Start

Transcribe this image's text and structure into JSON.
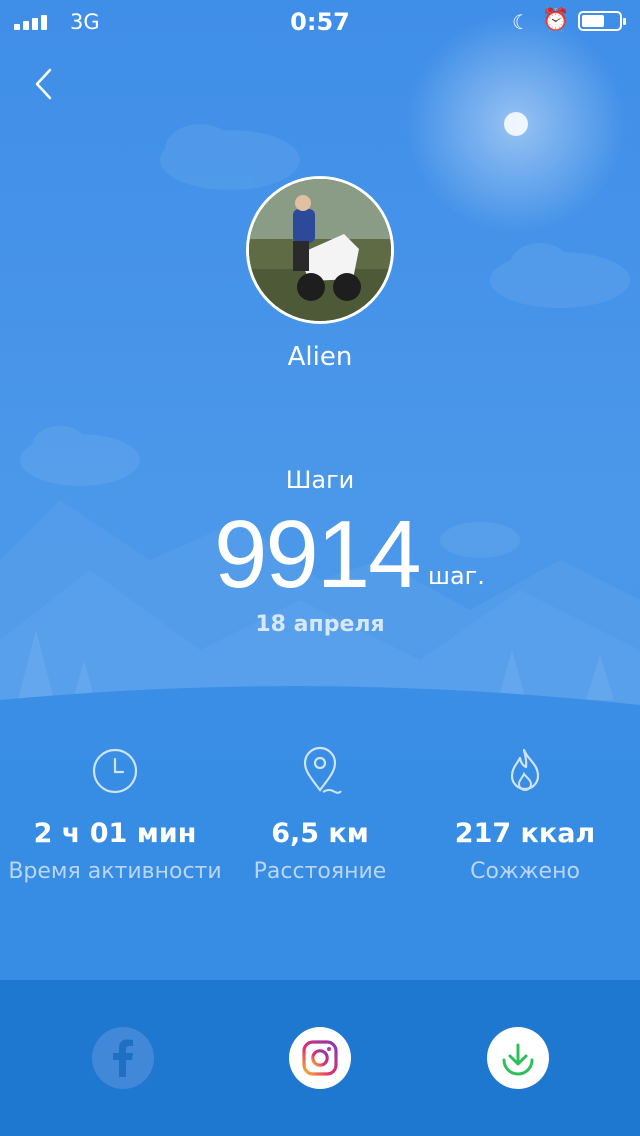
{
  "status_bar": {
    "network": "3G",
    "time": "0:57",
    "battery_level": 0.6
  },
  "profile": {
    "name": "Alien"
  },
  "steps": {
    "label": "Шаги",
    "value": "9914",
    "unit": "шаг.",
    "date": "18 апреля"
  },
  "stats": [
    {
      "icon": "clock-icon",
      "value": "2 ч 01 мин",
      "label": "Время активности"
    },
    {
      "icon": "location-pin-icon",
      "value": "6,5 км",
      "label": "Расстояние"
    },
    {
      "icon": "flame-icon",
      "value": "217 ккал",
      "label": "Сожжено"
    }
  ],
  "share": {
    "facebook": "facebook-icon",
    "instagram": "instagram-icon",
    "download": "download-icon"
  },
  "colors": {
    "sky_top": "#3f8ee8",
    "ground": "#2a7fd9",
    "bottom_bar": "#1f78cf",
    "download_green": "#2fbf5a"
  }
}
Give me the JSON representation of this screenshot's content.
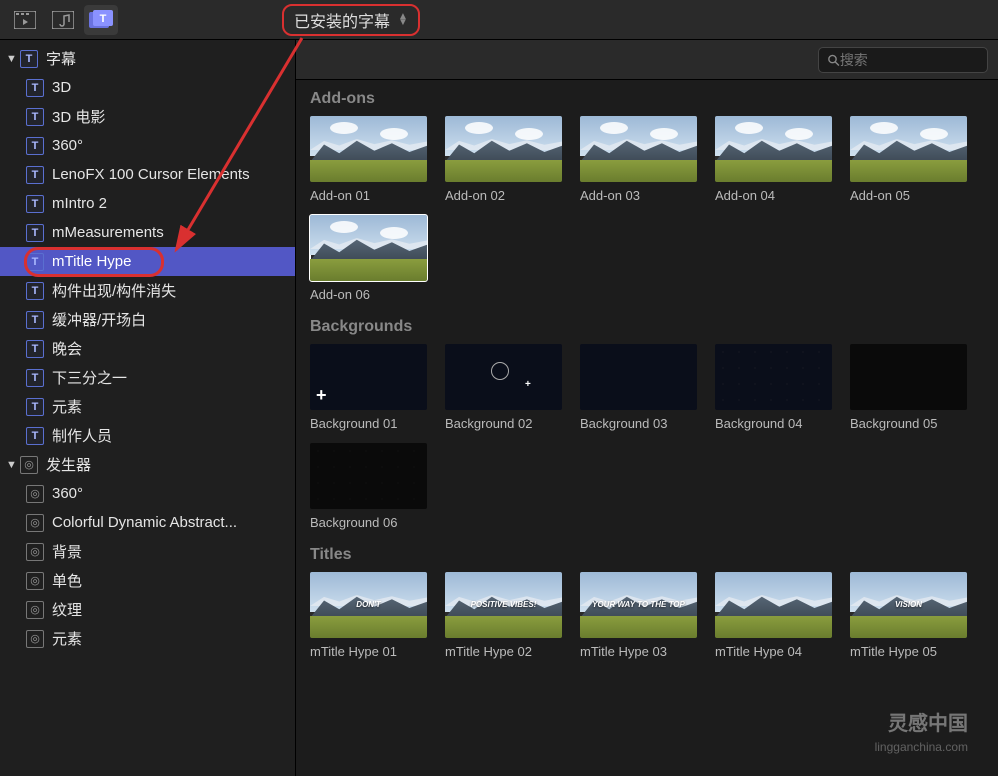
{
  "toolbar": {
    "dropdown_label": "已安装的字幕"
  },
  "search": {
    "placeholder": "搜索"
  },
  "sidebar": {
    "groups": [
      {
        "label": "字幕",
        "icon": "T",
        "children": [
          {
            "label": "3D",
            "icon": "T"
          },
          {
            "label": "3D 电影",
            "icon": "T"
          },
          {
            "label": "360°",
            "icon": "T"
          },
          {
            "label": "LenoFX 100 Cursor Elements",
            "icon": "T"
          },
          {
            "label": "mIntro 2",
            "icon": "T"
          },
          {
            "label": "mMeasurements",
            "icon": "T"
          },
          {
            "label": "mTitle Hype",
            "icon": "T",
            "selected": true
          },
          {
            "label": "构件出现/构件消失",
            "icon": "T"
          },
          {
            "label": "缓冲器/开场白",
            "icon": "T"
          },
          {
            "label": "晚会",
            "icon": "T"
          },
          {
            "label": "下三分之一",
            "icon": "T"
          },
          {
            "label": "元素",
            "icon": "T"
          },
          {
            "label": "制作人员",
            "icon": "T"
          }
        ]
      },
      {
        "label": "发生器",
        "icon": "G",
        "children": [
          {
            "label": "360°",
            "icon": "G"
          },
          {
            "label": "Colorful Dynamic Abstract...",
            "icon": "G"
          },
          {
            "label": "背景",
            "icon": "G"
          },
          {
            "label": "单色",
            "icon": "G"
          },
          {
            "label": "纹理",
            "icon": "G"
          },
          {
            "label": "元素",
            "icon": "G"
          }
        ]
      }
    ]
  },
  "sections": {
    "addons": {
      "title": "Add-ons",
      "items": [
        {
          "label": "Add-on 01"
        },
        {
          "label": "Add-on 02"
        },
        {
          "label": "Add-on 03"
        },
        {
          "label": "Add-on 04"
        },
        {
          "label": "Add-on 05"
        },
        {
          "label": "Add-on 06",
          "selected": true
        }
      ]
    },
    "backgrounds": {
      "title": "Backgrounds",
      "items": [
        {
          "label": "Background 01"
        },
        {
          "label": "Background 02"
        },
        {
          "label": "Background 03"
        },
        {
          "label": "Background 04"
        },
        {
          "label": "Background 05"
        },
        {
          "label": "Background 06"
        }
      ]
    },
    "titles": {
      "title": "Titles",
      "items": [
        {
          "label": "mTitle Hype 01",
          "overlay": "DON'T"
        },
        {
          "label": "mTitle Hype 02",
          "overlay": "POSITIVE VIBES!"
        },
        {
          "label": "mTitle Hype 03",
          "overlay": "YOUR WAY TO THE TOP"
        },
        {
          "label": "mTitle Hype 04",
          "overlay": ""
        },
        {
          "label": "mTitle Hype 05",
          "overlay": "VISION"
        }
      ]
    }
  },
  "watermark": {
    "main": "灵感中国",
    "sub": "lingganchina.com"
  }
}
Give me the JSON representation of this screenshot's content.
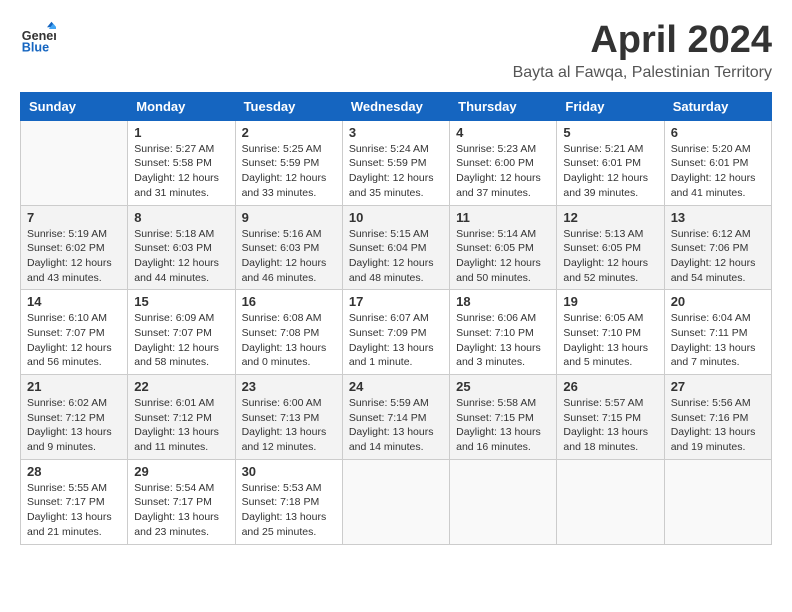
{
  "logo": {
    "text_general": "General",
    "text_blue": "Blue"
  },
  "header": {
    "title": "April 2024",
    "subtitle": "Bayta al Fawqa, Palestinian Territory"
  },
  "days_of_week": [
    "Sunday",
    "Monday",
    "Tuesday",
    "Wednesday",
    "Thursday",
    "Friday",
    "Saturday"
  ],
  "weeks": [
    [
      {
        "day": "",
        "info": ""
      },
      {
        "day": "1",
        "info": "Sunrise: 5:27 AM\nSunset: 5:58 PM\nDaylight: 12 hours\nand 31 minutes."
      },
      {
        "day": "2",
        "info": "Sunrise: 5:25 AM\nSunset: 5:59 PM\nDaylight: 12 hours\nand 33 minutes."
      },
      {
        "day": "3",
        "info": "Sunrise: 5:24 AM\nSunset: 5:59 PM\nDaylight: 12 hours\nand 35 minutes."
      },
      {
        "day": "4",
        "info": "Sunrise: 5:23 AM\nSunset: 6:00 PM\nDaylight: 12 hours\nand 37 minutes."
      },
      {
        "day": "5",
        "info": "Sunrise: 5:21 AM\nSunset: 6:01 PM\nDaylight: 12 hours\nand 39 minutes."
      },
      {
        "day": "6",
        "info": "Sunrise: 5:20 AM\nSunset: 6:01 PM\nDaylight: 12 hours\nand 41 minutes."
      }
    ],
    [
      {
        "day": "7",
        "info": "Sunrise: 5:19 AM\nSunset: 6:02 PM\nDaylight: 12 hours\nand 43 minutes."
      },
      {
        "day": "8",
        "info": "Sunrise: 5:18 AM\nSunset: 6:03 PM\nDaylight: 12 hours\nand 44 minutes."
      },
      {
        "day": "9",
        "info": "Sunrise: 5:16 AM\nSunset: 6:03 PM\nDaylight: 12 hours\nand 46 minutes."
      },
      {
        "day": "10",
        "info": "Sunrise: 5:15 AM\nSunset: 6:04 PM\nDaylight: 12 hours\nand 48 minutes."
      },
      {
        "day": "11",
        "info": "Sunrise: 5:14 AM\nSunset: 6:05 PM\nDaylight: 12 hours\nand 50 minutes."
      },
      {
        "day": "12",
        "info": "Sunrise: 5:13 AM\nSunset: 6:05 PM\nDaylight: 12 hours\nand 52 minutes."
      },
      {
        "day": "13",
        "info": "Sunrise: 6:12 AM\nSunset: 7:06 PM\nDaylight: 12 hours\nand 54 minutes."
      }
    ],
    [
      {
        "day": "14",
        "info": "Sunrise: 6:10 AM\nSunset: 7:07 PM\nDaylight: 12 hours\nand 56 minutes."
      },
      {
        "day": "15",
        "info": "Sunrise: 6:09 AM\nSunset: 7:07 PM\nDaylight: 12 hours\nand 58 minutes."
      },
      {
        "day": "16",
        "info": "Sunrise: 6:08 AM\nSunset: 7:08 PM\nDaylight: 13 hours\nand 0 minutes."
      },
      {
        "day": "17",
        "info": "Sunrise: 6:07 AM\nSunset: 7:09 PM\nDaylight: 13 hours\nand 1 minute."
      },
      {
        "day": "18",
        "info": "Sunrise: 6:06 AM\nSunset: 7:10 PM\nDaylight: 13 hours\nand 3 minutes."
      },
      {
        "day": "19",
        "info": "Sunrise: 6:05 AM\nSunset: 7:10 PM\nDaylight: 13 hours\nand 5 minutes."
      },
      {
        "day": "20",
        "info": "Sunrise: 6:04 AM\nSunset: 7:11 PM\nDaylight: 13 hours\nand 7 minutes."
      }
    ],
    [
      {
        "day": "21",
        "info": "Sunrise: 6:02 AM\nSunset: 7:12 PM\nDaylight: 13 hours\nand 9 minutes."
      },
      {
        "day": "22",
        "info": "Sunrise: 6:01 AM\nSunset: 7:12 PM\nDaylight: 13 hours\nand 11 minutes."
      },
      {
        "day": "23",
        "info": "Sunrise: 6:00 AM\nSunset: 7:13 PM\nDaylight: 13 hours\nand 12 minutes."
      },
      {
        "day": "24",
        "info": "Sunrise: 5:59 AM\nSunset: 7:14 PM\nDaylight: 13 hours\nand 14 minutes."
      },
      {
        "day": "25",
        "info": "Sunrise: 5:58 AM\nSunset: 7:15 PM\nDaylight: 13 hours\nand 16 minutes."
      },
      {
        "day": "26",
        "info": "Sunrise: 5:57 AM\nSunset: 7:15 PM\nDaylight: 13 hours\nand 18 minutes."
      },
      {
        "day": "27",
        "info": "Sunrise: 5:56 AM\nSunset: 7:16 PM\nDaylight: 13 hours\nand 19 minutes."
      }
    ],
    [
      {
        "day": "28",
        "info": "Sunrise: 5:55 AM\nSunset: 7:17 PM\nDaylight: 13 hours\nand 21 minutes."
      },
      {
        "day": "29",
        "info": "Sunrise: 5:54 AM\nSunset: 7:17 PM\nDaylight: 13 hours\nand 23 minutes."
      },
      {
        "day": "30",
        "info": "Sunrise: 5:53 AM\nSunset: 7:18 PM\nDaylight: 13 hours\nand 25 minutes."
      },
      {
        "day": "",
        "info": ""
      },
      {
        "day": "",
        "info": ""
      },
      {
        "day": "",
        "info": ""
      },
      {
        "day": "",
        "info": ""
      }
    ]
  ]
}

End

TO BE DONE: Locate the word "Hype" in the records and collect each line it appears in.

REPLY:
            "label": "mTitle Hype",
          "label": "mTitle Hype 01",
          "label": "mTitle Hype 02",
          "label": "mTitle Hype 03",
          "label": "mTitle Hype 04",
          "label": "mTitle Hype 05",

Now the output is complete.